* _EXTRACTED DATA_
|---|

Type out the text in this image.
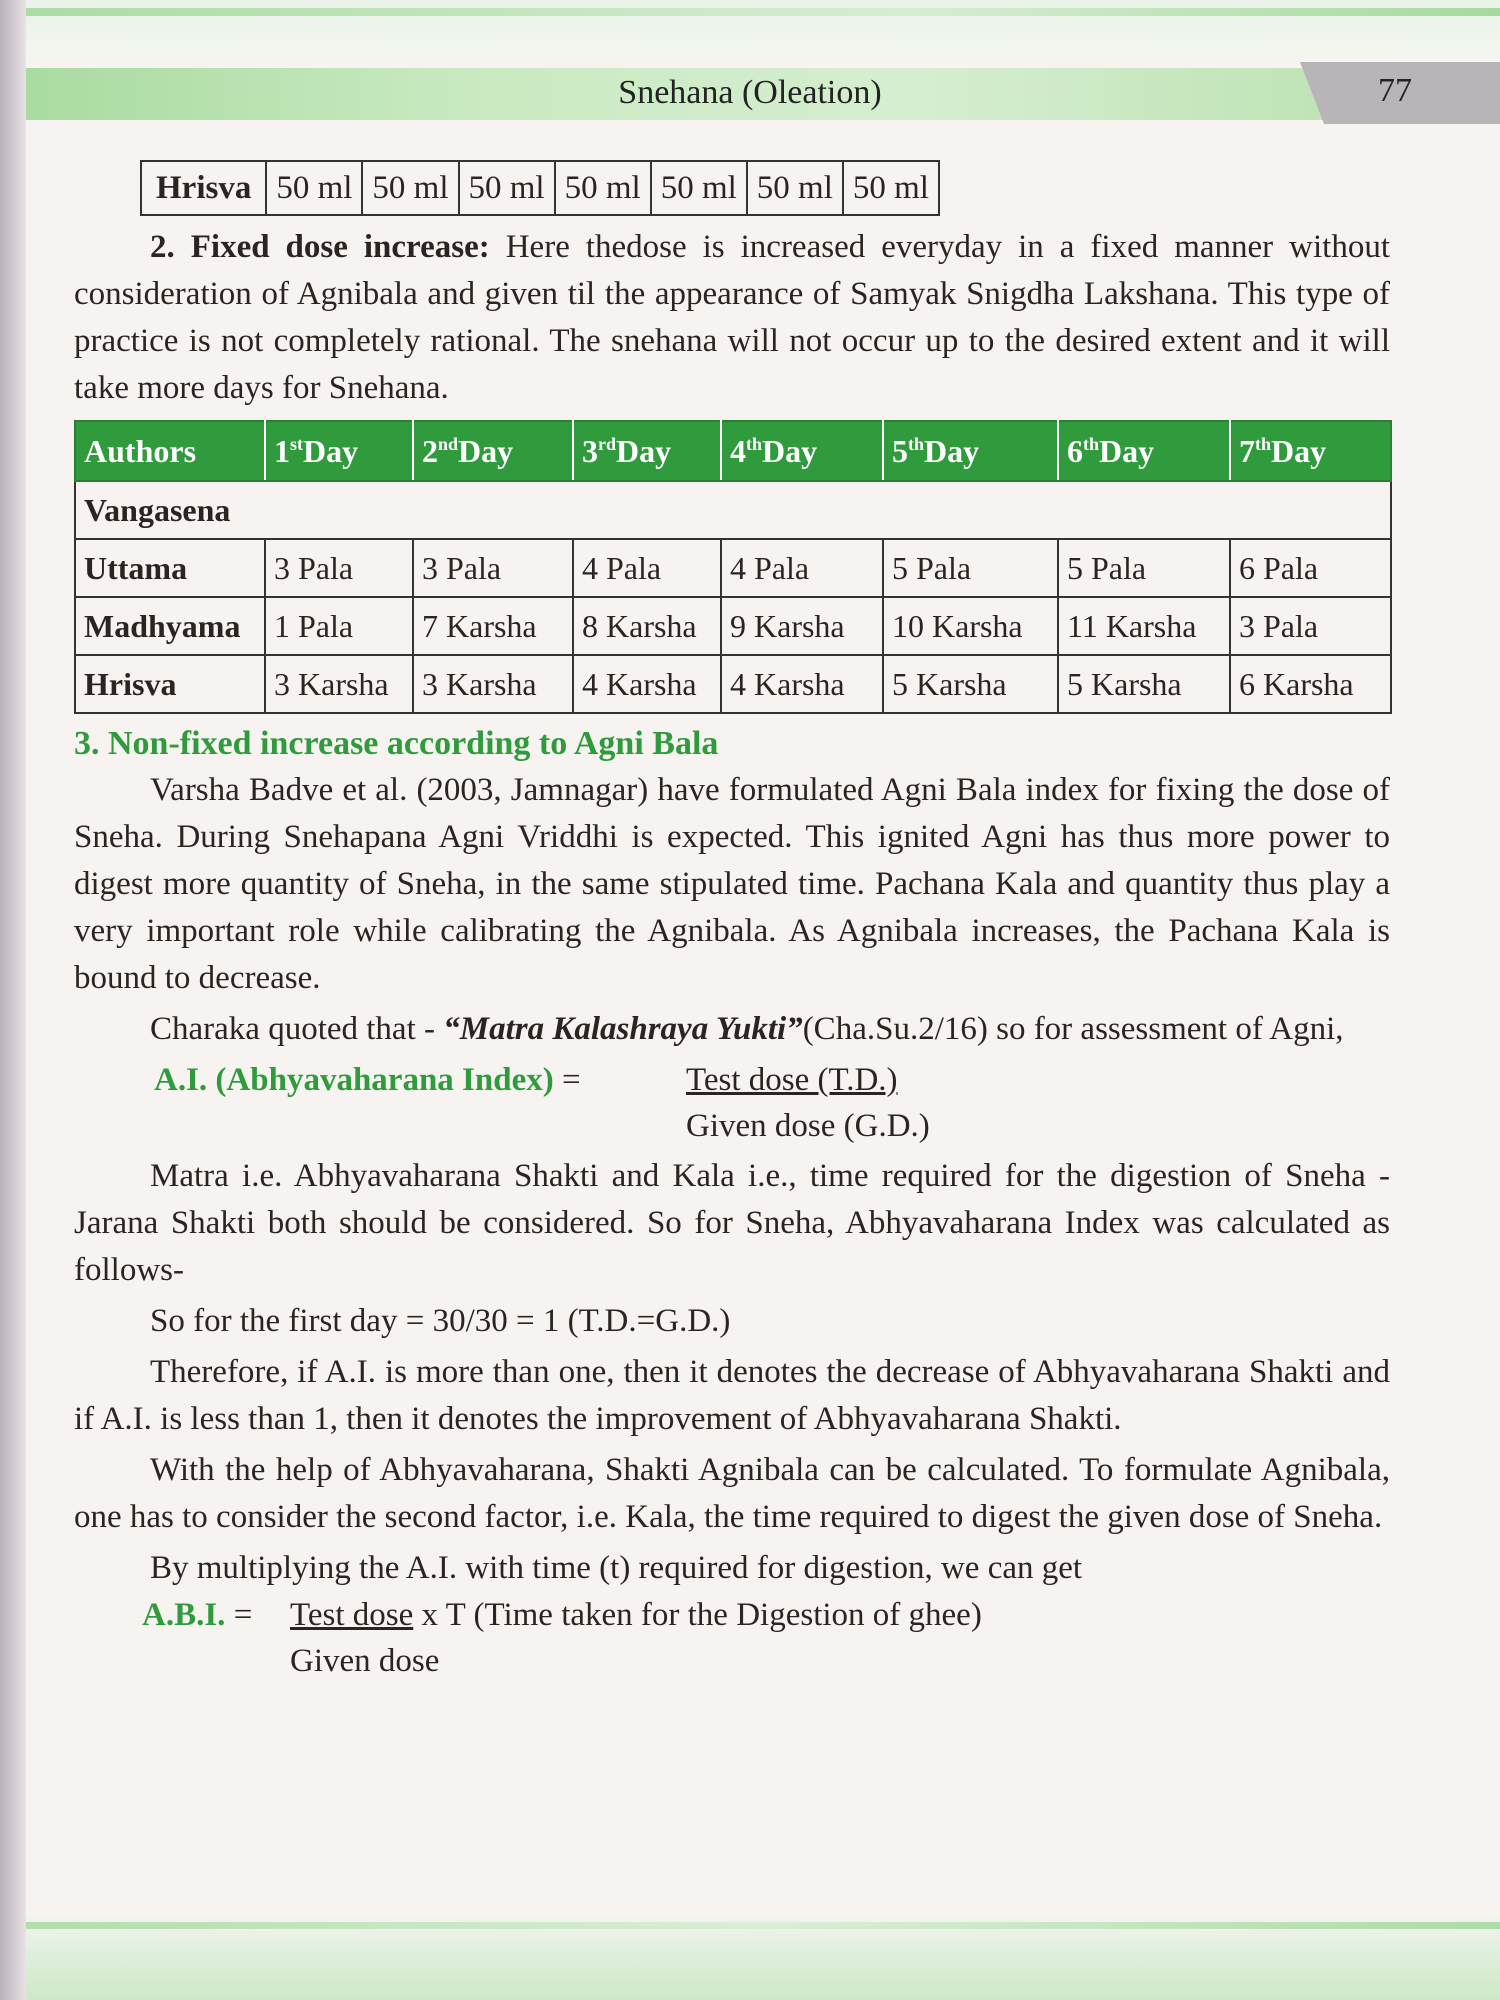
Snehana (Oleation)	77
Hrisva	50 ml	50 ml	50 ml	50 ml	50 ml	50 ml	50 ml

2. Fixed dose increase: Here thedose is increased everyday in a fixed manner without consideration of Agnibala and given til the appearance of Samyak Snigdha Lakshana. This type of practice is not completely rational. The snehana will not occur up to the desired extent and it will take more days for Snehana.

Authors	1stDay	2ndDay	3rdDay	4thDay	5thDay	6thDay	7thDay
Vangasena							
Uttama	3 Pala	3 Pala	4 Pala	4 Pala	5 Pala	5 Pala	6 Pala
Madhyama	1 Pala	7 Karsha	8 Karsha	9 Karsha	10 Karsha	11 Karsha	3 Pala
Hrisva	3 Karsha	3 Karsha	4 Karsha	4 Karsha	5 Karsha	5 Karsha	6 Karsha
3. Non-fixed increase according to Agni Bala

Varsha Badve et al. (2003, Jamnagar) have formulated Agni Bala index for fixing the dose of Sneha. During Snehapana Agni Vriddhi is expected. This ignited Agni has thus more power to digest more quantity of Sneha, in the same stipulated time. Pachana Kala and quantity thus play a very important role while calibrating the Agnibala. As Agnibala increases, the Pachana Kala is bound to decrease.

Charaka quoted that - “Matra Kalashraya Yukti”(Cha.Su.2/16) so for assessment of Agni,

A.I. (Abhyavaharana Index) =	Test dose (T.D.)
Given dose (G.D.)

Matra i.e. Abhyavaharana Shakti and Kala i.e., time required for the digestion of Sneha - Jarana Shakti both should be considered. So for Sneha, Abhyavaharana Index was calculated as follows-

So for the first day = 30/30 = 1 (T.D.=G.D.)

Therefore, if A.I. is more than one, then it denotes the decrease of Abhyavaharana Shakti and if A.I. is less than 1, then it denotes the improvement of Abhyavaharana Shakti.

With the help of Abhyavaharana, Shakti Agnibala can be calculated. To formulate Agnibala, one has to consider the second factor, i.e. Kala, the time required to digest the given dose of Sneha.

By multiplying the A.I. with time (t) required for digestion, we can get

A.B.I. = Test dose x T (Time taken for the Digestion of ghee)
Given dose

|---|

* _TASK REQUIREMENTS_
Take the records above and transcribe them exactly, dropping every picture.

* _THE RESULT_
Type out the text in this image.
Snehana (Oleation)	77
Hrisva	50 ml	50 ml	50 ml	50 ml	50 ml	50 ml	50 ml

2. Fixed dose increase: Here thedose is increased everyday in a fixed manner without consideration of Agnibala and given til the appearance of Samyak Snigdha Lakshana. This type of practice is not completely rational. The snehana will not occur up to the desired extent and it will take more days for Snehana.

Authors	1stDay	2ndDay	3rdDay	4thDay	5thDay	6thDay	7thDay
Vangasena							
Uttama	3 Pala	3 Pala	4 Pala	4 Pala	5 Pala	5 Pala	6 Pala
Madhyama	1 Pala	7 Karsha	8 Karsha	9 Karsha	10 Karsha	11 Karsha	3 Pala
Hrisva	3 Karsha	3 Karsha	4 Karsha	4 Karsha	5 Karsha	5 Karsha	6 Karsha
3. Non-fixed increase according to Agni Bala

Varsha Badve et al. (2003, Jamnagar) have formulated Agni Bala index for fixing the dose of Sneha. During Snehapana Agni Vriddhi is expected. This ignited Agni has thus more power to digest more quantity of Sneha, in the same stipulated time. Pachana Kala and quantity thus play a very important role while calibrating the Agnibala. As Agnibala increases, the Pachana Kala is bound to decrease.

Charaka quoted that - “Matra Kalashraya Yukti”(Cha.Su.2/16) so for assessment of Agni,

A.I. (Abhyavaharana Index) =	Test dose (T.D.)
Given dose (G.D.)

Matra i.e. Abhyavaharana Shakti and Kala i.e., time required for the digestion of Sneha - Jarana Shakti both should be considered. So for Sneha, Abhyavaharana Index was calculated as follows-

So for the first day = 30/30 = 1 (T.D.=G.D.)

Therefore, if A.I. is more than one, then it denotes the decrease of Abhyavaharana Shakti and if A.I. is less than 1, then it denotes the improvement of Abhyavaharana Shakti.

With the help of Abhyavaharana, Shakti Agnibala can be calculated. To formulate Agnibala, one has to consider the second factor, i.e. Kala, the time required to digest the given dose of Sneha.

By multiplying the A.I. with time (t) required for digestion, we can get

A.B.I. = Test dose x T (Time taken for the Digestion of ghee)
Given dose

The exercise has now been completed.